▶ [Dataset entries]

-------

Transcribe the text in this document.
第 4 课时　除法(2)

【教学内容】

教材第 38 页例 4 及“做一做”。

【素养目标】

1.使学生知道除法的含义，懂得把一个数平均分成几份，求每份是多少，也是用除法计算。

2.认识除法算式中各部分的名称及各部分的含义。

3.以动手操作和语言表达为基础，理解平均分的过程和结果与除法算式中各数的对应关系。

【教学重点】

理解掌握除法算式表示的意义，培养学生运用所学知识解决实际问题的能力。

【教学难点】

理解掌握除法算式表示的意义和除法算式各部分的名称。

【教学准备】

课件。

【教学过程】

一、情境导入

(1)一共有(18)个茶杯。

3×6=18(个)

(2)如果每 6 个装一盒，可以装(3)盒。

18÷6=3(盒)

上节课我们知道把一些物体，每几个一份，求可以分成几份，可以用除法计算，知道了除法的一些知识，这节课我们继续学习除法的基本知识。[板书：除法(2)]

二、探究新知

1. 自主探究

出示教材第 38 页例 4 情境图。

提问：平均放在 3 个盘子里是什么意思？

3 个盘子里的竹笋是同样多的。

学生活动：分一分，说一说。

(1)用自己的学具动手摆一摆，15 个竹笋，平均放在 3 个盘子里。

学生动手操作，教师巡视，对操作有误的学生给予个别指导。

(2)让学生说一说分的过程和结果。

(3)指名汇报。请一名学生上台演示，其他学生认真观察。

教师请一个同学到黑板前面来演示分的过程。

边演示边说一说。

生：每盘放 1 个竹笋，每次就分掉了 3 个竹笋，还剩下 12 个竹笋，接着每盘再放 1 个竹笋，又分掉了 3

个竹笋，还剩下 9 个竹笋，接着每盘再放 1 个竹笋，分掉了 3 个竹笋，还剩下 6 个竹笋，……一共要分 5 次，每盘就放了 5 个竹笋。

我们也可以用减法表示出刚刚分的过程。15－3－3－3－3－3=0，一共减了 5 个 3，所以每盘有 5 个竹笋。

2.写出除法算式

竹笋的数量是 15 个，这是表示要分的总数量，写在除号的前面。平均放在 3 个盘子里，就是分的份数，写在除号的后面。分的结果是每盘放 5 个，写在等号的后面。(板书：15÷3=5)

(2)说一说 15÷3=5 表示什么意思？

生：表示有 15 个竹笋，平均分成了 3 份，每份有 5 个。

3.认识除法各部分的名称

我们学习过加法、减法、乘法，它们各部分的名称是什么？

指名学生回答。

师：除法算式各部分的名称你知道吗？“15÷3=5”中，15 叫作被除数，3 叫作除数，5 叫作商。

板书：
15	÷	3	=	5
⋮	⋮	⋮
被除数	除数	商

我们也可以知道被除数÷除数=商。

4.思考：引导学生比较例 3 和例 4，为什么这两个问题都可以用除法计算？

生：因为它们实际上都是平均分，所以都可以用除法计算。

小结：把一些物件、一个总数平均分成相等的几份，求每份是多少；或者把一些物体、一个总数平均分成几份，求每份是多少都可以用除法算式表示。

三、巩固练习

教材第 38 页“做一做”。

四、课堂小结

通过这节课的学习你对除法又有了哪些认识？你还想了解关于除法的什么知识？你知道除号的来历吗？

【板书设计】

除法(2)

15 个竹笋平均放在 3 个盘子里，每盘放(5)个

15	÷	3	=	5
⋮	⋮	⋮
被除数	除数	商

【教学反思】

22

-------

▶ [The request] Reproduce every record, matching each line exactly.

▶ [The output]
Transcribe the text in this document.
第 4 课时　除法(2)

【教学内容】

教材第 38 页例 4 及“做一做”。

【素养目标】

1.使学生知道除法的含义，懂得把一个数平均分成几份，求每份是多少，也是用除法计算。

2.认识除法算式中各部分的名称及各部分的含义。

3.以动手操作和语言表达为基础，理解平均分的过程和结果与除法算式中各数的对应关系。

【教学重点】

理解掌握除法算式表示的意义，培养学生运用所学知识解决实际问题的能力。

【教学难点】

理解掌握除法算式表示的意义和除法算式各部分的名称。

【教学准备】

课件。

【教学过程】

一、情境导入

(1)一共有(18)个茶杯。

3×6=18(个)

(2)如果每 6 个装一盒，可以装(3)盒。

18÷6=3(盒)

上节课我们知道把一些物体，每几个一份，求可以分成几份，可以用除法计算，知道了除法的一些知识，这节课我们继续学习除法的基本知识。[板书：除法(2)]

二、探究新知

1. 自主探究

出示教材第 38 页例 4 情境图。

提问：平均放在 3 个盘子里是什么意思？

3 个盘子里的竹笋是同样多的。

学生活动：分一分，说一说。

(1)用自己的学具动手摆一摆，15 个竹笋，平均放在 3 个盘子里。

学生动手操作，教师巡视，对操作有误的学生给予个别指导。

(2)让学生说一说分的过程和结果。

(3)指名汇报。请一名学生上台演示，其他学生认真观察。

教师请一个同学到黑板前面来演示分的过程。

边演示边说一说。

生：每盘放 1 个竹笋，每次就分掉了 3 个竹笋，还剩下 12 个竹笋，接着每盘再放 1 个竹笋，又分掉了 3

个竹笋，还剩下 9 个竹笋，接着每盘再放 1 个竹笋，分掉了 3 个竹笋，还剩下 6 个竹笋，……一共要分 5 次，每盘就放了 5 个竹笋。

我们也可以用减法表示出刚刚分的过程。15－3－3－3－3－3=0，一共减了 5 个 3，所以每盘有 5 个竹笋。

2.写出除法算式

竹笋的数量是 15 个，这是表示要分的总数量，写在除号的前面。平均放在 3 个盘子里，就是分的份数，写在除号的后面。分的结果是每盘放 5 个，写在等号的后面。(板书：15÷3=5)

(2)说一说 15÷3=5 表示什么意思？

生：表示有 15 个竹笋，平均分成了 3 份，每份有 5 个。

3.认识除法各部分的名称

我们学习过加法、减法、乘法，它们各部分的名称是什么？

指名学生回答。

师：除法算式各部分的名称你知道吗？“15÷3=5”中，15 叫作被除数，3 叫作除数，5 叫作商。

板书：
15	÷	3	=	5
⋮	⋮	⋮
被除数	除数	商

我们也可以知道被除数÷除数=商。

4.思考：引导学生比较例 3 和例 4，为什么这两个问题都可以用除法计算？

生：因为它们实际上都是平均分，所以都可以用除法计算。

小结：把一些物件、一个总数平均分成相等的几份，求每份是多少；或者把一些物体、一个总数平均分成几份，求每份是多少都可以用除法算式表示。

三、巩固练习

教材第 38 页“做一做”。

四、课堂小结

通过这节课的学习你对除法又有了哪些认识？你还想了解关于除法的什么知识？你知道除号的来历吗？

【板书设计】

除法(2)

15 个竹笋平均放在 3 个盘子里，每盘放(5)个

15	÷	3	=	5
⋮	⋮	⋮
被除数	除数	商

【教学反思】

22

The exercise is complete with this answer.